::: Given entries

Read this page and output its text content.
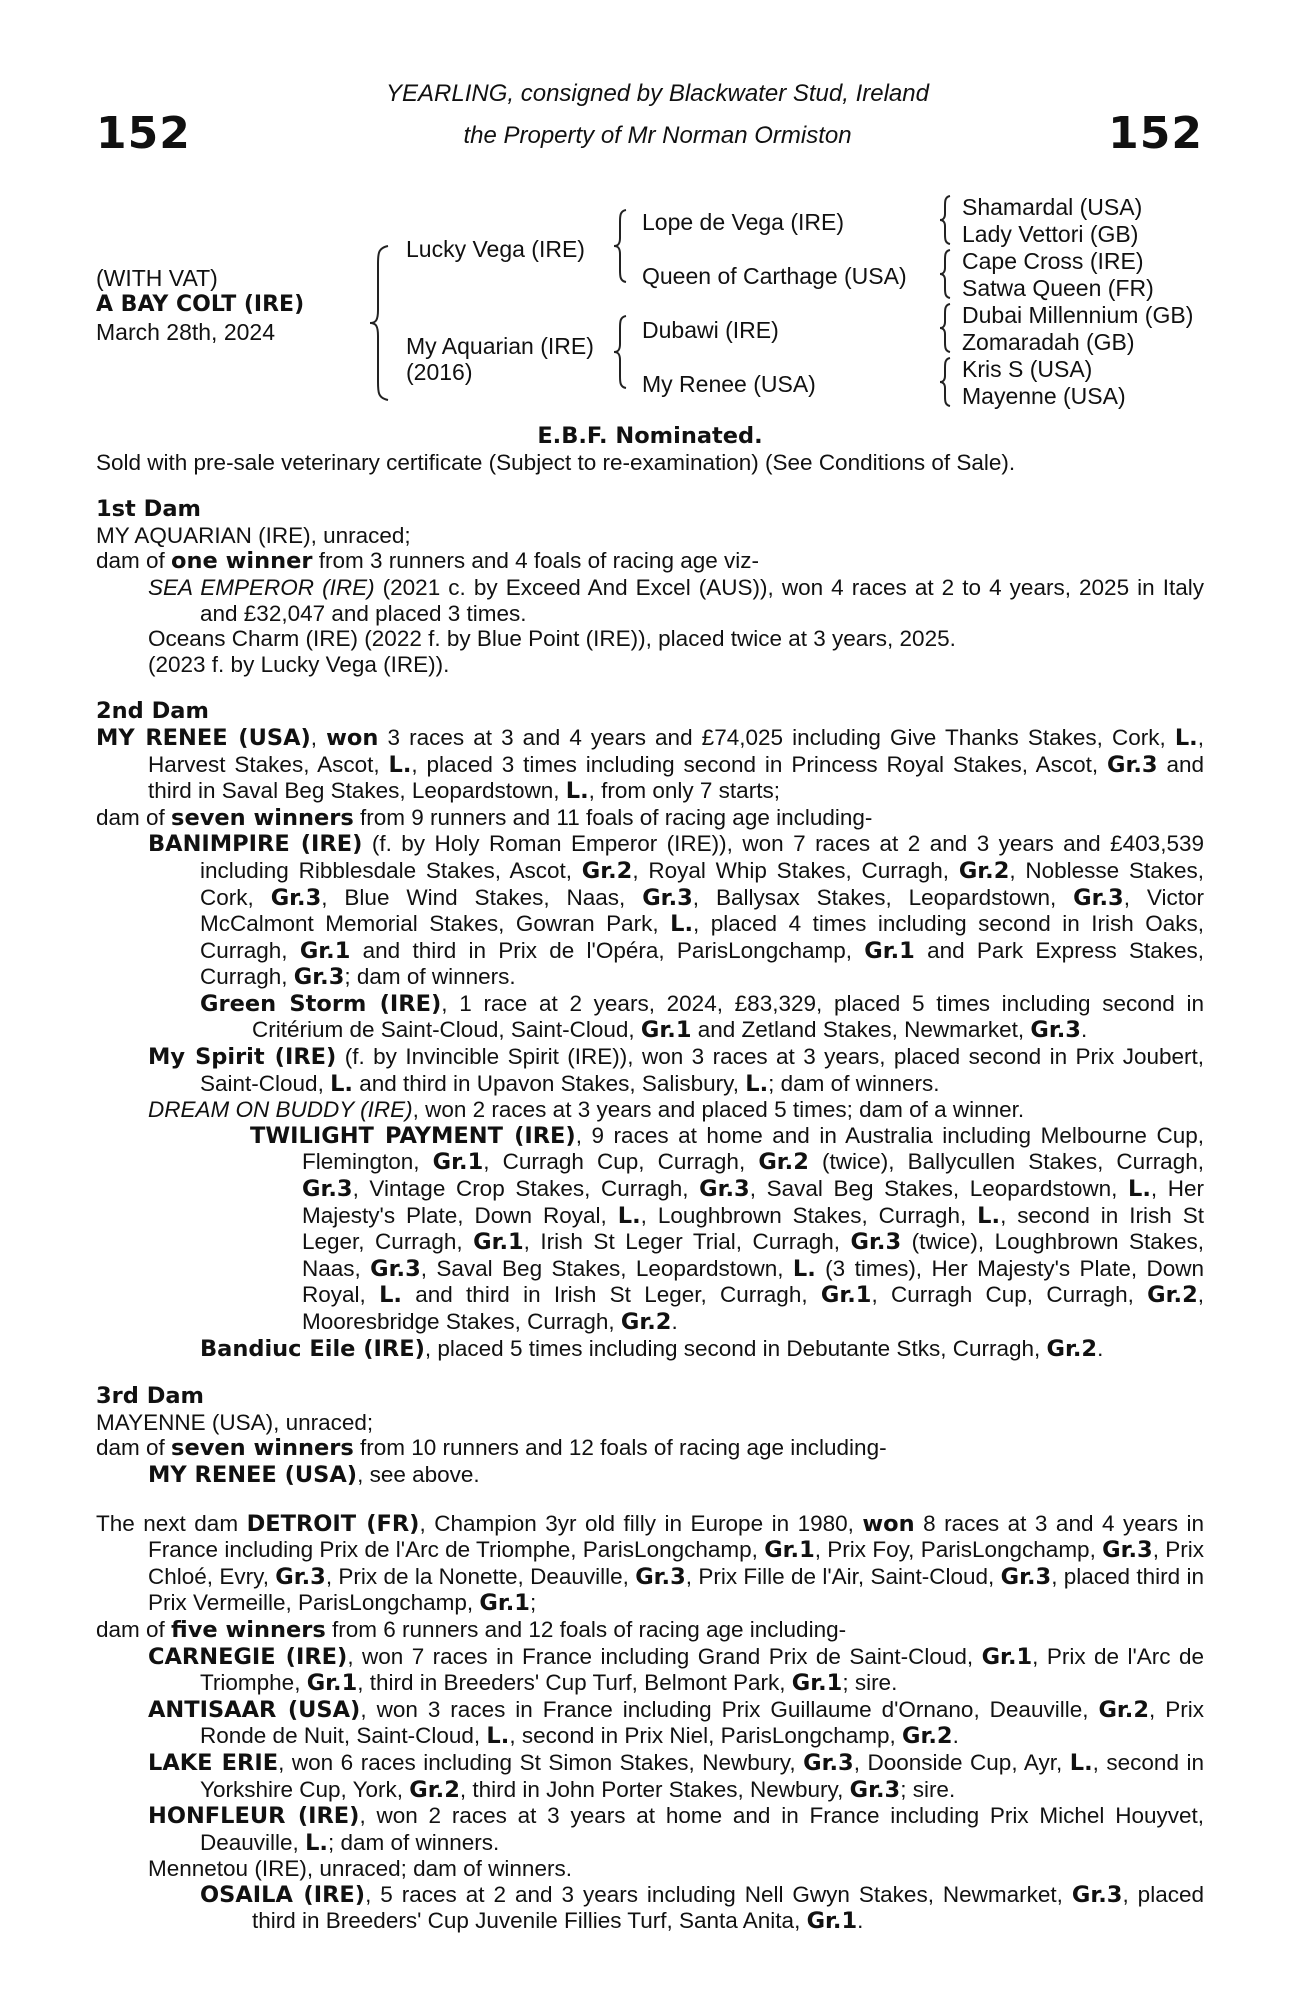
152	152
YEARLING, consigned by Blackwater Stud, Ireland
the Property of Mr Norman Ormiston
(WITH VAT)
A BAY COLT (IRE)
March 28th, 2024
Lucky Vega (IRE)
My Aquarian (IRE)
(2016)
Lope de Vega (IRE)
Queen of Carthage (USA)
Dubawi (IRE)
My Renee (USA)
Shamardal (USA)
Lady Vettori (GB)
Cape Cross (IRE)
Satwa Queen (FR)
Dubai Millennium (GB)
Zomaradah (GB)
Kris S (USA)
Mayenne (USA)

E.B.F. Nominated.

Sold with pre-sale veterinary certificate (Subject to re-examination) (See Conditions of Sale).

1st Dam

MY AQUARIAN (IRE), unraced;

dam of one winner from 3 runners and 4 foals of racing age viz-

SEA EMPEROR (IRE) (2021 c. by Exceed And Excel (AUS)), won 4 races at 2 to 4 years, 2025 in Italy and £32,047 and placed 3 times.

Oceans Charm (IRE) (2022 f. by Blue Point (IRE)), placed twice at 3 years, 2025.

(2023 f. by Lucky Vega (IRE)).

2nd Dam

MY RENEE (USA), won 3 races at 3 and 4 years and £74,025 including Give Thanks Stakes, Cork, L., Harvest Stakes, Ascot, L., placed 3 times including second in Princess Royal Stakes, Ascot, Gr.3 and third in Saval Beg Stakes, Leopardstown, L., from only 7 starts;

dam of seven winners from 9 runners and 11 foals of racing age including-

BANIMPIRE (IRE) (f. by Holy Roman Emperor (IRE)), won 7 races at 2 and 3 years and £403,539 including Ribblesdale Stakes, Ascot, Gr.2, Royal Whip Stakes, Curragh, Gr.2, Noblesse Stakes, Cork, Gr.3, Blue Wind Stakes, Naas, Gr.3, Ballysax Stakes, Leopardstown, Gr.3, Victor McCalmont Memorial Stakes, Gowran Park, L., placed 4 times including second in Irish Oaks, Curragh, Gr.1 and third in Prix de l'Opéra, ParisLongchamp, Gr.1 and Park Express Stakes, Curragh, Gr.3; dam of winners.

Green Storm (IRE), 1 race at 2 years, 2024, £83,329, placed 5 times including second in Critérium de Saint-Cloud, Saint-Cloud, Gr.1 and Zetland Stakes, Newmarket, Gr.3.

My Spirit (IRE) (f. by Invincible Spirit (IRE)), won 3 races at 3 years, placed second in Prix Joubert, Saint-Cloud, L. and third in Upavon Stakes, Salisbury, L.; dam of winners.

DREAM ON BUDDY (IRE), won 2 races at 3 years and placed 5 times; dam of a winner.

TWILIGHT PAYMENT (IRE), 9 races at home and in Australia including Melbourne Cup, Flemington, Gr.1, Curragh Cup, Curragh, Gr.2 (twice), Ballycullen Stakes, Curragh, Gr.3, Vintage Crop Stakes, Curragh, Gr.3, Saval Beg Stakes, Leopardstown, L., Her Majesty's Plate, Down Royal, L., Loughbrown Stakes, Curragh, L., second in Irish St Leger, Curragh, Gr.1, Irish St Leger Trial, Curragh, Gr.3 (twice), Loughbrown Stakes, Naas, Gr.3, Saval Beg Stakes, Leopardstown, L. (3 times), Her Majesty's Plate, Down Royal, L. and third in Irish St Leger, Curragh, Gr.1, Curragh Cup, Curragh, Gr.2, Mooresbridge Stakes, Curragh, Gr.2.

Bandiuc Eile (IRE), placed 5 times including second in Debutante Stks, Curragh, Gr.2.

3rd Dam

MAYENNE (USA), unraced;

dam of seven winners from 10 runners and 12 foals of racing age including-

MY RENEE (USA), see above.

The next dam DETROIT (FR), Champion 3yr old filly in Europe in 1980, won 8 races at 3 and 4 years in France including Prix de l'Arc de Triomphe, ParisLongchamp, Gr.1, Prix Foy, ParisLongchamp, Gr.3, Prix Chloé, Evry, Gr.3, Prix de la Nonette, Deauville, Gr.3, Prix Fille de l'Air, Saint-Cloud, Gr.3, placed third in Prix Vermeille, ParisLongchamp, Gr.1;

dam of five winners from 6 runners and 12 foals of racing age including-

CARNEGIE (IRE), won 7 races in France including Grand Prix de Saint-Cloud, Gr.1, Prix de l'Arc de Triomphe, Gr.1, third in Breeders' Cup Turf, Belmont Park, Gr.1; sire.

ANTISAAR (USA), won 3 races in France including Prix Guillaume d'Ornano, Deauville, Gr.2, Prix Ronde de Nuit, Saint-Cloud, L., second in Prix Niel, ParisLongchamp, Gr.2.

LAKE ERIE, won 6 races including St Simon Stakes, Newbury, Gr.3, Doonside Cup, Ayr, L., second in Yorkshire Cup, York, Gr.2, third in John Porter Stakes, Newbury, Gr.3; sire.

HONFLEUR (IRE), won 2 races at 3 years at home and in France including Prix Michel Houyvet, Deauville, L.; dam of winners.

Mennetou (IRE), unraced; dam of winners.

OSAILA (IRE), 5 races at 2 and 3 years including Nell Gwyn Stakes, Newmarket, Gr.3, placed third in Breeders' Cup Juvenile Fillies Turf, Santa Anita, Gr.1.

::::::

Instructions to follow ::
Count how many lines above contain the word "Vega". Reply with the number alone.

Exercise output ::
3